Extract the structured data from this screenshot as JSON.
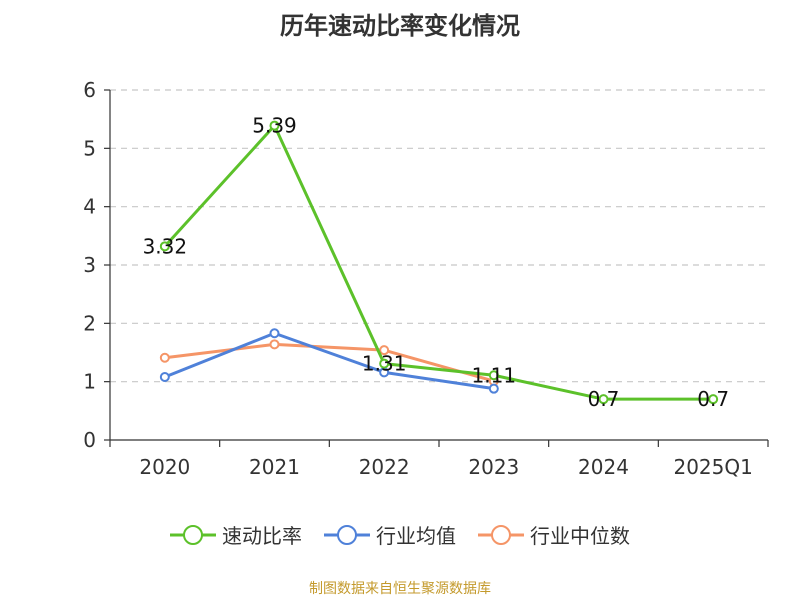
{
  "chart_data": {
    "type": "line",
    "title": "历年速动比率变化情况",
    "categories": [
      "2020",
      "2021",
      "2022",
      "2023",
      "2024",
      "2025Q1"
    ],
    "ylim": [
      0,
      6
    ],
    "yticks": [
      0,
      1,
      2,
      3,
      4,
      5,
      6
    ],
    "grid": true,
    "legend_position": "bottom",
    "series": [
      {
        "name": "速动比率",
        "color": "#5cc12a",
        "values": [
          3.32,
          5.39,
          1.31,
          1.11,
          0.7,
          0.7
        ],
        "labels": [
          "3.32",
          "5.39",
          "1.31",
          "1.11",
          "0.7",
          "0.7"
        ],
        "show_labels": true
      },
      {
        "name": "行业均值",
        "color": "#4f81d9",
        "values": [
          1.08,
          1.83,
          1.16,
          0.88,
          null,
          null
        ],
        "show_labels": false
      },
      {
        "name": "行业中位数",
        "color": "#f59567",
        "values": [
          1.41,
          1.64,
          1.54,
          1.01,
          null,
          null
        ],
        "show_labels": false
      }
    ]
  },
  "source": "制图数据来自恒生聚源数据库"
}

+ + + + + + +

What you return should match the records above word for word, minus the pictures.

Extract the structured data from this screenshot as JSON.
{
  "chart_data": {
    "type": "line",
    "title": "历年速动比率变化情况",
    "categories": [
      "2020",
      "2021",
      "2022",
      "2023",
      "2024",
      "2025Q1"
    ],
    "ylim": [
      0,
      6
    ],
    "yticks": [
      0,
      1,
      2,
      3,
      4,
      5,
      6
    ],
    "grid": true,
    "legend_position": "bottom",
    "series": [
      {
        "name": "速动比率",
        "color": "#5cc12a",
        "values": [
          3.32,
          5.39,
          1.31,
          1.11,
          0.7,
          0.7
        ],
        "labels": [
          "3.32",
          "5.39",
          "1.31",
          "1.11",
          "0.7",
          "0.7"
        ],
        "show_labels": true
      },
      {
        "name": "行业均值",
        "color": "#4f81d9",
        "values": [
          1.08,
          1.83,
          1.16,
          0.88,
          null,
          null
        ],
        "show_labels": false
      },
      {
        "name": "行业中位数",
        "color": "#f59567",
        "values": [
          1.41,
          1.64,
          1.54,
          1.01,
          null,
          null
        ],
        "show_labels": false
      }
    ]
  },
  "source": "制图数据来自恒生聚源数据库"
}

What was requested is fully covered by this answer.